The second immediate post-war priority was how to match the United States in war power. The Japanese court group and remaining military leadership were fascinated with American technology, often symbolized in the B-29. Before the war, Japan wasn’t actually a technologically advanced nation. Most of their combat equipment left a lot to be desired. There are a few exceptions, such as the Zero, but Japan was in general behind the Allies in terms of technical expertise. This gap widened vastly throughout the war.
Japanese leadership then had to - privately - come to terms with the fact that they engaged in a stupid war against the United States in which they were outmanned 2:1, faced an industrial superpower with many times Japan’s capacity, and not only that, their own products couldn’t stand 1:1 against American. So while they persisted in the belief that Japanese “spirit” permitted the average Japanese to fight better than the average American, they had to admit that due to shoddy equipment, it was impossible for “spirit” to prevail.
The immediate plan was therefore to surpass American industry and technology to make up for the manpower and resource shortages that Japan faced.
Is this beginning to sound familiar?
So how did the powerless emperor and court group push this through? They didn’t really have to. Japanese post-war leadership was still comprised mostly of those who led before the war. The whole 1955 “crisis” over the emperor and militarization was begun by Class-A war crimes suspects elected to the government who’d been leaders during the war. Many post-war politicians still revered the emperor and didn’t believe that Japan could be “Japanese” if the emperor didn’t have power and was no longer the source of morality. So just because the emperor doesn’t have power in the constitution doesn’t mean he can’t have influence in the government.
Hirohito’s main concern was always his own power and preservation of the dynasty. That was drilled into him from the day of his birth. Japan surrendered after the two atomic bombs and Soviet declaration of war not because he cared about the millions that were going to die in the war, but because the Soviets would bring with them monarchy-hating communism, the Americans would bring monarchy-hating republicanism, and the people would buy into it because they were finally starting to question their own leadership.
It is this very inability to ask those hard questions, the stupid sanctity of the throne and emperor, which led to the war in the first place. To this day many Japanese revere the old emperor because he is now portrayed as a hero who stopped the war. We’re going back to square one and I believe that aggressive Japanese militarism is bubbling beneath the surface. The people will be swayed, like they were in the pacifist 1920s, by those elements still dedicated to a strong emperor.

» WHAT YOU ARE ASKED TO DO: Transcribe the passage on postwar Japan from "The immediate plan" up to and including "in the government.".

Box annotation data
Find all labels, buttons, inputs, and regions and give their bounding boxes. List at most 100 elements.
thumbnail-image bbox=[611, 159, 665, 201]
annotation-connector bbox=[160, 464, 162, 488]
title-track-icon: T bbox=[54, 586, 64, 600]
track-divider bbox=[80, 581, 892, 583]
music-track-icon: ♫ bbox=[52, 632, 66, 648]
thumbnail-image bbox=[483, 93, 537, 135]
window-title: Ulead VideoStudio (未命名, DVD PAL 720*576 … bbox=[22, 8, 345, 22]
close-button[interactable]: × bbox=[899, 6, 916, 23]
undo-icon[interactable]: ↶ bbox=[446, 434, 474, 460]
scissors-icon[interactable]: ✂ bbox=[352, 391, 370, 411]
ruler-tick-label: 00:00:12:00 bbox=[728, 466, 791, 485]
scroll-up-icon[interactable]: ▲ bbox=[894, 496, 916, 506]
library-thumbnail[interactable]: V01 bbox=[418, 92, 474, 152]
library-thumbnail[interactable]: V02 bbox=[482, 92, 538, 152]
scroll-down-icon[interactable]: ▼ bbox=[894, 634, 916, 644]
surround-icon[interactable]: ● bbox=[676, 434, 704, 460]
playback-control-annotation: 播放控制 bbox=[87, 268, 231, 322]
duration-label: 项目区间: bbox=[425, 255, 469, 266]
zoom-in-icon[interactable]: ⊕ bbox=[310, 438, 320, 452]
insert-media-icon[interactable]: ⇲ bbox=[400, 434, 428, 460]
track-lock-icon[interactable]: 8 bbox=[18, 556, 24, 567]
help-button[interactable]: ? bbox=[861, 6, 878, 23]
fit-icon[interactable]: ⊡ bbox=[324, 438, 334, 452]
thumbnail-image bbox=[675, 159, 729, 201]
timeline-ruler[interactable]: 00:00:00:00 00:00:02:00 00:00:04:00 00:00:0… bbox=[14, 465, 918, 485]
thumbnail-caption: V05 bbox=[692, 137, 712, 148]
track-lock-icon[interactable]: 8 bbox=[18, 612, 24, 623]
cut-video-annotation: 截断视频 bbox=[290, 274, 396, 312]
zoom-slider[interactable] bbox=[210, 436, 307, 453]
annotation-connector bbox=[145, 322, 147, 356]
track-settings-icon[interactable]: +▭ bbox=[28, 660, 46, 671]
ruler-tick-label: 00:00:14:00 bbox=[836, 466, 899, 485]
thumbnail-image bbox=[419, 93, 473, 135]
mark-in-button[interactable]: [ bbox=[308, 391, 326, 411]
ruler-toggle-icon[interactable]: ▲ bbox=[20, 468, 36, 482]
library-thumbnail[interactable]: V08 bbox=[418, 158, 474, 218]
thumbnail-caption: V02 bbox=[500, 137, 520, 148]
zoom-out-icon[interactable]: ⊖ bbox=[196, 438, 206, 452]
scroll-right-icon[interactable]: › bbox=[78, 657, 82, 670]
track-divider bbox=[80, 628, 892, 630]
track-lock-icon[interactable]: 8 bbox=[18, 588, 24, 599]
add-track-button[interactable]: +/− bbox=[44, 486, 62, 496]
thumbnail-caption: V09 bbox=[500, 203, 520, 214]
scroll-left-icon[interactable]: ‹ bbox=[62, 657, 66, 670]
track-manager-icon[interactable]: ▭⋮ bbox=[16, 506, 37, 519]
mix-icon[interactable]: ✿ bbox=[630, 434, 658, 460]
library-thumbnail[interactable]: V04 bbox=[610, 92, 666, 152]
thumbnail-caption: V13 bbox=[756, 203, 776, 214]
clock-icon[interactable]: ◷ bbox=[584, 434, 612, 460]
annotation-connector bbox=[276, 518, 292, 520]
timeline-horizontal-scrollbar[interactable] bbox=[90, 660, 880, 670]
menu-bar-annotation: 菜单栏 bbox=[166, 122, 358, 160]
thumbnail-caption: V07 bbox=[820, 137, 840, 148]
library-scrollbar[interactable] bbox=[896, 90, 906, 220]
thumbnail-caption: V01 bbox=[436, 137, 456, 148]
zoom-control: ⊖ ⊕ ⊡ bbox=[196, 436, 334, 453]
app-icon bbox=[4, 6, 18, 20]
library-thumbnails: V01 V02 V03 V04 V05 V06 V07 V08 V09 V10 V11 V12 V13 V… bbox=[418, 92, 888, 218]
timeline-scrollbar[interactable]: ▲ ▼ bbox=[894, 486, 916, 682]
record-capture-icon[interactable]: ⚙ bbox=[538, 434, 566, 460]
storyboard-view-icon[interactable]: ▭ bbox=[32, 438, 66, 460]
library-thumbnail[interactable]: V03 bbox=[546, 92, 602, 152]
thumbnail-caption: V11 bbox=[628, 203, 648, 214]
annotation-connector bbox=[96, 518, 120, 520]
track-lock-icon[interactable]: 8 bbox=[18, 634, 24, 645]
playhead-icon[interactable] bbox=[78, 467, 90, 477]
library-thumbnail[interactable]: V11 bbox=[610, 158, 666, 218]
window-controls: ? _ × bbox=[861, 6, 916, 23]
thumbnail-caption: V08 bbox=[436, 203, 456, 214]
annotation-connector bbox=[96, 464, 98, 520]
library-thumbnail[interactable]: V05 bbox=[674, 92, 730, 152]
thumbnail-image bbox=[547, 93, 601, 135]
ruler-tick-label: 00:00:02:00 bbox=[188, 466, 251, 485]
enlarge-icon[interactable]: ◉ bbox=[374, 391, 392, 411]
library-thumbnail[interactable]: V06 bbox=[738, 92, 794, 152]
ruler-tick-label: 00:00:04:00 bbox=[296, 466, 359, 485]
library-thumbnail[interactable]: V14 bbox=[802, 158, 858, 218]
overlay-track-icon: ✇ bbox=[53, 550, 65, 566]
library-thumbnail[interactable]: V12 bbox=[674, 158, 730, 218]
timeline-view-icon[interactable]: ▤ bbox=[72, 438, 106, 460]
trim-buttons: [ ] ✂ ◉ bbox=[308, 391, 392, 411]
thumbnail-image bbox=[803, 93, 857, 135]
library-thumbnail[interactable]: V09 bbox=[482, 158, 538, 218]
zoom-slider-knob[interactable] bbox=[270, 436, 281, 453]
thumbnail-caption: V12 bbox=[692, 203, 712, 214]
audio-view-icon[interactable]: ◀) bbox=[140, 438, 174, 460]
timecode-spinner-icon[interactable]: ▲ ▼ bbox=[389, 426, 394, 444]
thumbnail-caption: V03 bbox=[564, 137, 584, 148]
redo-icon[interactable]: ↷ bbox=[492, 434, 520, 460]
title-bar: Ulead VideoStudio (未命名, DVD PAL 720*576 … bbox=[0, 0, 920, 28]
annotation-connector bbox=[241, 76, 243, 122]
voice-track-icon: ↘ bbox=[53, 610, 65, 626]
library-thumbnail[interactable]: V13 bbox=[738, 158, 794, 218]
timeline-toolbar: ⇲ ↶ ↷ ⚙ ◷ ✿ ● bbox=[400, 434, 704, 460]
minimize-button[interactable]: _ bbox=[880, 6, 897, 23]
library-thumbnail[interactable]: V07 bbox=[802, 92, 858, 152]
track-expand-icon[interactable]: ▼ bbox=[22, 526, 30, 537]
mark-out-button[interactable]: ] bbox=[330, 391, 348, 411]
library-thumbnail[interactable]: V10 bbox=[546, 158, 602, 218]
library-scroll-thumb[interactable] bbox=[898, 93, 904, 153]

» THE SOLUTION:
The immediate plan was therefore to surpass American industry and technology to make up for the manpower and resource shortages that Japan faced.
Is this beginning to sound familiar?
So how did the powerless emperor and court group push this through? They didn’t really have to. Japanese post-war leadership was still comprised mostly of those who led before the war. The whole 1955 “crisis” over the emperor and militarization was begun by Class-A war crimes suspects elected to the government who’d been leaders during the war. Many post-war politicians still revered the emperor and didn’t believe that Japan could be “Japanese” if the emperor didn’t have power and was no longer the source of morality. So just because the emperor doesn’t have power in the constitution doesn’t mean he can’t have influence in the government.